● **WHAT THE EXERCISE ASKS**
Select the lines that hold the word "Priority" and copy each one.
◇ ◇ ◇
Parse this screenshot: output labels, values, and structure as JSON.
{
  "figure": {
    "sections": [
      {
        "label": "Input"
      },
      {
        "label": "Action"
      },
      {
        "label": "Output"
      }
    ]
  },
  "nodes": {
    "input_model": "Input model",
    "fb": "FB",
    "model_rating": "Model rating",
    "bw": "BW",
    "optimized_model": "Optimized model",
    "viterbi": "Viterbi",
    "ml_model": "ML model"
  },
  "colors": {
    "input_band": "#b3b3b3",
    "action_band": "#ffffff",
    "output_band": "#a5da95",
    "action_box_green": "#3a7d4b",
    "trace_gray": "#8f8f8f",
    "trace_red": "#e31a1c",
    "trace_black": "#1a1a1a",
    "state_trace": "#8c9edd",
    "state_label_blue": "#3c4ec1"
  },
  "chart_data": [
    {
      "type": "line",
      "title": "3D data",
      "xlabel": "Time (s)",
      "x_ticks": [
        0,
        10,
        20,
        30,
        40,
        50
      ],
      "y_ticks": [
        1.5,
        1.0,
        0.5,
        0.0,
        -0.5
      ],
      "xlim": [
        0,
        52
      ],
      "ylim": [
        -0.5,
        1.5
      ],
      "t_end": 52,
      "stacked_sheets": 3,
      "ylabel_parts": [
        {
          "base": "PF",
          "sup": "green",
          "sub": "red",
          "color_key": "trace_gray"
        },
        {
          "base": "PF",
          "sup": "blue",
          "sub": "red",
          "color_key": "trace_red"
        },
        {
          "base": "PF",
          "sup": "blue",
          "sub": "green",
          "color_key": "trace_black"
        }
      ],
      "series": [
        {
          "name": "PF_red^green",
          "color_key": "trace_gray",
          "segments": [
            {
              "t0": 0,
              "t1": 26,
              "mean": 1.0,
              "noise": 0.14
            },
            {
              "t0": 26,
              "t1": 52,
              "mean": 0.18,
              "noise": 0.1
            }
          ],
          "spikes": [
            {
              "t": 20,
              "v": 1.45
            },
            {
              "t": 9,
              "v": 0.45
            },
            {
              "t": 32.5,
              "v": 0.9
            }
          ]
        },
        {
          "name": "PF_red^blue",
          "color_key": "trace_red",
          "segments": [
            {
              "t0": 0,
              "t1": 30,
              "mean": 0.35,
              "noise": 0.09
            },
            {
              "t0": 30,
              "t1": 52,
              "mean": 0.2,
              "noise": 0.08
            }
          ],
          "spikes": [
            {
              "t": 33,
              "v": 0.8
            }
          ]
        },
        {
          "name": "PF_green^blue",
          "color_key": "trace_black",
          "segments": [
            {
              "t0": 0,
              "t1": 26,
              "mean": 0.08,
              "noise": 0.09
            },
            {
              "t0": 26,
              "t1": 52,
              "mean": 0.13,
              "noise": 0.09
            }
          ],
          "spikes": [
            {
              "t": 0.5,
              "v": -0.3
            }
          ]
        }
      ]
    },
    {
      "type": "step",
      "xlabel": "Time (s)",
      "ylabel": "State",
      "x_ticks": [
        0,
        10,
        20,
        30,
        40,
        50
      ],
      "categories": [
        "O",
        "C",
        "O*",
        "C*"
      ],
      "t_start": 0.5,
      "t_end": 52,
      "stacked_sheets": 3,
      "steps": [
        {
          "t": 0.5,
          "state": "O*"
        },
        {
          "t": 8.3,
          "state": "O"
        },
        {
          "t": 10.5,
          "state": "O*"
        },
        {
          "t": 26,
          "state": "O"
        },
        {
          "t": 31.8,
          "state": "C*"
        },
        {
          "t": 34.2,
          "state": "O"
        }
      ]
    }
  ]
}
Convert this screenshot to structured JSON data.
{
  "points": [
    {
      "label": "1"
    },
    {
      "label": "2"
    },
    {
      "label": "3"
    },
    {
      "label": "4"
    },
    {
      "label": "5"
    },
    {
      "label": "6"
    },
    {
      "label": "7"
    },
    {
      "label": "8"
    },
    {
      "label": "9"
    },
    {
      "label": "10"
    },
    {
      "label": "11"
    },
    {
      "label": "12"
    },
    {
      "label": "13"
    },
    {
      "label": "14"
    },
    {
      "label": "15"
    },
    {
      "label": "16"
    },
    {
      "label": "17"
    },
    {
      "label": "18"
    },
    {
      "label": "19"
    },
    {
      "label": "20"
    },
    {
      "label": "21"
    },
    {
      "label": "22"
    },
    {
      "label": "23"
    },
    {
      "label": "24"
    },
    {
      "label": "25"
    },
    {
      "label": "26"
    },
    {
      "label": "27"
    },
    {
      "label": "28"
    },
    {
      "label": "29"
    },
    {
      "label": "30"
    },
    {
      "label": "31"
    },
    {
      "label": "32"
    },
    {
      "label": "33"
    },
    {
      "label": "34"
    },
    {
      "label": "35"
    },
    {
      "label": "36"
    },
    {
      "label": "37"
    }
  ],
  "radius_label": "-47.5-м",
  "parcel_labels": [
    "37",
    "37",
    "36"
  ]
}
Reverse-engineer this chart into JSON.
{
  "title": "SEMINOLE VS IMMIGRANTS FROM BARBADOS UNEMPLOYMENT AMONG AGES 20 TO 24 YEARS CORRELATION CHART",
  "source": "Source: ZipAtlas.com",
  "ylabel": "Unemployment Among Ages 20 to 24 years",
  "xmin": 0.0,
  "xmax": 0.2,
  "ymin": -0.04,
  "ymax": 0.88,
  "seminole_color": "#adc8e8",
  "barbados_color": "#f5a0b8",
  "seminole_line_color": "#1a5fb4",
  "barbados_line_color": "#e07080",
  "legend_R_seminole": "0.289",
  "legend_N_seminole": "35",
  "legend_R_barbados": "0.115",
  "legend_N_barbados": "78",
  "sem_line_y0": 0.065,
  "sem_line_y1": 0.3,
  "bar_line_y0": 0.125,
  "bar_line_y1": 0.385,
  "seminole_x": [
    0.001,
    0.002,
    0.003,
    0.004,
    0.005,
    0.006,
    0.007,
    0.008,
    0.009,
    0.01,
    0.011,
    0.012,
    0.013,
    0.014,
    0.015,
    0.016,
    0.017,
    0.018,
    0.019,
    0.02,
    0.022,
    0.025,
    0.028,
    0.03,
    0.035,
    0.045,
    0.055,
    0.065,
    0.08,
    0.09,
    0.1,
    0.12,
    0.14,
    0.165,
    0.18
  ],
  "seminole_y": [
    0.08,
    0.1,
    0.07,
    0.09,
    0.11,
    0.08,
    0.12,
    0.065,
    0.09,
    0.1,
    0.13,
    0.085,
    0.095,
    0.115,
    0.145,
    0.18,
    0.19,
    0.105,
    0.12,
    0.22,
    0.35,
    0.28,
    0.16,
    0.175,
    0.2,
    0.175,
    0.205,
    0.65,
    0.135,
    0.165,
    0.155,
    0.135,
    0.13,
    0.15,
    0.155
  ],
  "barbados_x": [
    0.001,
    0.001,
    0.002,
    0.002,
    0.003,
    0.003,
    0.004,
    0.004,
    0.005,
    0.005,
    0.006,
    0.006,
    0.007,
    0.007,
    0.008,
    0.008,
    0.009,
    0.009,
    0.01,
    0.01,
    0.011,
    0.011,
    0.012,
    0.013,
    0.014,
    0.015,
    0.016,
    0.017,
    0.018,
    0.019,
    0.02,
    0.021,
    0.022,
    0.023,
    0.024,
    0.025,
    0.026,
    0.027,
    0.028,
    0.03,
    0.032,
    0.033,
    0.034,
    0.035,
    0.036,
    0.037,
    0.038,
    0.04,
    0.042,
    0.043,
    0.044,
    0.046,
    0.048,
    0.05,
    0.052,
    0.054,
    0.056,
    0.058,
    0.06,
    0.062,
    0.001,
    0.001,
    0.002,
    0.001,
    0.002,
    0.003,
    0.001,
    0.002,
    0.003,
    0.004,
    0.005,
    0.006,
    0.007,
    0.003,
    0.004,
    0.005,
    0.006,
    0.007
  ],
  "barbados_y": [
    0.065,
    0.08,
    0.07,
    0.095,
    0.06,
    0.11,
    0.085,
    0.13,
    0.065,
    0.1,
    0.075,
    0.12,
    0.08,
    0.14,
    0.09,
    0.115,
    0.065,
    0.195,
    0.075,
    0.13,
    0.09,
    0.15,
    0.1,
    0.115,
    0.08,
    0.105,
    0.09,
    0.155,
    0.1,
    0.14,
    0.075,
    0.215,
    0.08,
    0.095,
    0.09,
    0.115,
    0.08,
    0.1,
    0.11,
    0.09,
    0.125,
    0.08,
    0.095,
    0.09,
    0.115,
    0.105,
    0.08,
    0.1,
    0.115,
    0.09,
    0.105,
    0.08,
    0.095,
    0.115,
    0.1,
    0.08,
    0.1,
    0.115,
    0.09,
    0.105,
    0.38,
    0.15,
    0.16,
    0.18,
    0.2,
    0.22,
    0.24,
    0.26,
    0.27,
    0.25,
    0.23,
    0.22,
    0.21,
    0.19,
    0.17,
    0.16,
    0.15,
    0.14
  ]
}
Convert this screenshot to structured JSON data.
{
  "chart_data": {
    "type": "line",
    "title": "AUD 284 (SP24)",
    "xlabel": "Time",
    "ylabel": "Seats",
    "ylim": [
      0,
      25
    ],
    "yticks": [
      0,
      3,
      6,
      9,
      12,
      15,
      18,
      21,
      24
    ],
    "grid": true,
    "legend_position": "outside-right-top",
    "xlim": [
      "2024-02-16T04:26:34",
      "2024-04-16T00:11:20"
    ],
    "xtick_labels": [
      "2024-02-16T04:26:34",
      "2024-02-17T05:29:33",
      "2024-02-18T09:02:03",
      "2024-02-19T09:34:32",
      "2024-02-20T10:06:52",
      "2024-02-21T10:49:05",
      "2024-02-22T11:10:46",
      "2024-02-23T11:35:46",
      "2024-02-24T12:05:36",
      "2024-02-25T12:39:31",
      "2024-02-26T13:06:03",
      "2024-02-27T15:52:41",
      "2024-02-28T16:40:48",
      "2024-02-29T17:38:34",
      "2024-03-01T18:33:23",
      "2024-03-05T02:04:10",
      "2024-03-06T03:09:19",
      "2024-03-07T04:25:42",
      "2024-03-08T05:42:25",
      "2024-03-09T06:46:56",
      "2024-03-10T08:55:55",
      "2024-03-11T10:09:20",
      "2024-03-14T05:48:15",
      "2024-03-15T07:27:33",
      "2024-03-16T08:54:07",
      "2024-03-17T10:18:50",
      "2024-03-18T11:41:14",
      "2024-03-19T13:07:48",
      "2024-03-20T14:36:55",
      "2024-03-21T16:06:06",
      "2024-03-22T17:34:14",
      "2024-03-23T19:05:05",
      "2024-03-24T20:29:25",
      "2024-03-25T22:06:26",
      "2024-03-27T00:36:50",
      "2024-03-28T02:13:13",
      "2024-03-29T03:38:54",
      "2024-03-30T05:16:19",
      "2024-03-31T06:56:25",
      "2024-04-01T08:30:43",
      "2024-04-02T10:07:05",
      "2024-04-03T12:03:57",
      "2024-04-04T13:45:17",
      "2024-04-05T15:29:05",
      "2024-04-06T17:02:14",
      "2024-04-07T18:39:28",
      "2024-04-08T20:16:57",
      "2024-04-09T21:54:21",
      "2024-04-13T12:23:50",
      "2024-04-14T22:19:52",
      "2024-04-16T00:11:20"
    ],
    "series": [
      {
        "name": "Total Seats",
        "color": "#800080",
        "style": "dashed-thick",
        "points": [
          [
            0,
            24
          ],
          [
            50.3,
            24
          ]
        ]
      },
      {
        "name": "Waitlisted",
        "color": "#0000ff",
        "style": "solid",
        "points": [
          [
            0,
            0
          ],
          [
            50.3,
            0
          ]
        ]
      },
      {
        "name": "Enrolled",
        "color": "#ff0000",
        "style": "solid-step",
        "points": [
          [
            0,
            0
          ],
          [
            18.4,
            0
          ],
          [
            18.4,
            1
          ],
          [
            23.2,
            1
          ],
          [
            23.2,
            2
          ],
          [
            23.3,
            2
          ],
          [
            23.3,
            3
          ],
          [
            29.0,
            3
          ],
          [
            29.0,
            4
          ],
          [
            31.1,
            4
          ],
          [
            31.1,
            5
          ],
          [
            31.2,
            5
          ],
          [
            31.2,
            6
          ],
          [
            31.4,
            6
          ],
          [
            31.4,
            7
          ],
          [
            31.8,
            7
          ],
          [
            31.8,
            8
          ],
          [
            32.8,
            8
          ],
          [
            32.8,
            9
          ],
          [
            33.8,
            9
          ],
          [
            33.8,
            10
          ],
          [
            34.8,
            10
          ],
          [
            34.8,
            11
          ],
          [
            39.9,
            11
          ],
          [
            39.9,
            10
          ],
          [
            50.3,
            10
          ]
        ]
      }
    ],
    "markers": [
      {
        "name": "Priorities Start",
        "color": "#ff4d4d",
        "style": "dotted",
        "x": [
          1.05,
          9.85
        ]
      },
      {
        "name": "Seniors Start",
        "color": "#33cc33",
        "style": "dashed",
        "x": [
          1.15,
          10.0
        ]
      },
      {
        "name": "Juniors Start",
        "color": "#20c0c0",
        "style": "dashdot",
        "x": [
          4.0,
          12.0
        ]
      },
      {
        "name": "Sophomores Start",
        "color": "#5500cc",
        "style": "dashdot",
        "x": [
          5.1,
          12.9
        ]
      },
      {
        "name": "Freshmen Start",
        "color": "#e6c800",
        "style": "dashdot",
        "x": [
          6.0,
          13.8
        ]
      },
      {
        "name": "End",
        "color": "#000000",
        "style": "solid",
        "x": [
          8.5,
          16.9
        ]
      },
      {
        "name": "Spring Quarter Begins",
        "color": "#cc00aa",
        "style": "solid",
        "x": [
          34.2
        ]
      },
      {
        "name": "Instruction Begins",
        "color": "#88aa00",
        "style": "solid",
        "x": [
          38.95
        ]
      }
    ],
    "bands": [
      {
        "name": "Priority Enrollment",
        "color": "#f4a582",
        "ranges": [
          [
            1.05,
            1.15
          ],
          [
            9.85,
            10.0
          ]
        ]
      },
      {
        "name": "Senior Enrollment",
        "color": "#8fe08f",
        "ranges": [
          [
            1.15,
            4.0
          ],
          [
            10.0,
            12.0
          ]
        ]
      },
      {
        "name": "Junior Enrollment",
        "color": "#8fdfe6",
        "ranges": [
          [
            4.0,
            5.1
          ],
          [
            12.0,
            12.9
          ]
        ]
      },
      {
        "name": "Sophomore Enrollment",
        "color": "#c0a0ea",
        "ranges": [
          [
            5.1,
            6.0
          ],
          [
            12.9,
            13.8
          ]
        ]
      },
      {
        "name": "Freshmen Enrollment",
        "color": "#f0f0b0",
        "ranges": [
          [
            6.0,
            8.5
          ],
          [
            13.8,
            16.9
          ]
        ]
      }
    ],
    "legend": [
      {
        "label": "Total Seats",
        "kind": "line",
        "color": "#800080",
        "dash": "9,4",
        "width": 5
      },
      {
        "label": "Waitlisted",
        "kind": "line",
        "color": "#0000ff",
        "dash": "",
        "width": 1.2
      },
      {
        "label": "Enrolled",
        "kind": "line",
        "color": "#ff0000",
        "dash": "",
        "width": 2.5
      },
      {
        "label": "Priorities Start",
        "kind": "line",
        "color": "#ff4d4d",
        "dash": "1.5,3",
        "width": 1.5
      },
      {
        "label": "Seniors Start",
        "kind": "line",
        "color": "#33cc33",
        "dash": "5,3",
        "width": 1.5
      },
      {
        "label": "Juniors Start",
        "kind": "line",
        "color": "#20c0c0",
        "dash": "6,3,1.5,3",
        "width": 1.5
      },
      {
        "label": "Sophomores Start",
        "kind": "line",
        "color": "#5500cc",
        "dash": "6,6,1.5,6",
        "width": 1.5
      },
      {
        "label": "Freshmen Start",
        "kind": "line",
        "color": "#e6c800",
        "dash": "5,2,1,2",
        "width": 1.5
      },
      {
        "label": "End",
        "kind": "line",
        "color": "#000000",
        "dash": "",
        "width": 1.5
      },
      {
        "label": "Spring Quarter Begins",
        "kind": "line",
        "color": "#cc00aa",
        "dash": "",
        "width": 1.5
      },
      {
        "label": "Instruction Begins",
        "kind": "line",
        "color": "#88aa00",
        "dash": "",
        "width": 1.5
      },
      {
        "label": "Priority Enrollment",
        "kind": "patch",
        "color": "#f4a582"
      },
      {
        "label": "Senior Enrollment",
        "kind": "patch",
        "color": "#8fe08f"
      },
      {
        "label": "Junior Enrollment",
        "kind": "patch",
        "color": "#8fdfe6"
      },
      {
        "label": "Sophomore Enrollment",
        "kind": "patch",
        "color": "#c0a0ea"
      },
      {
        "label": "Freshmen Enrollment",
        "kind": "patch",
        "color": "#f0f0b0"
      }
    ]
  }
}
◇ ◇ ◇
● **EXERCISE SOLUTION**
        "name": "Priority Enrollment",
        "label": "Priority Enrollment",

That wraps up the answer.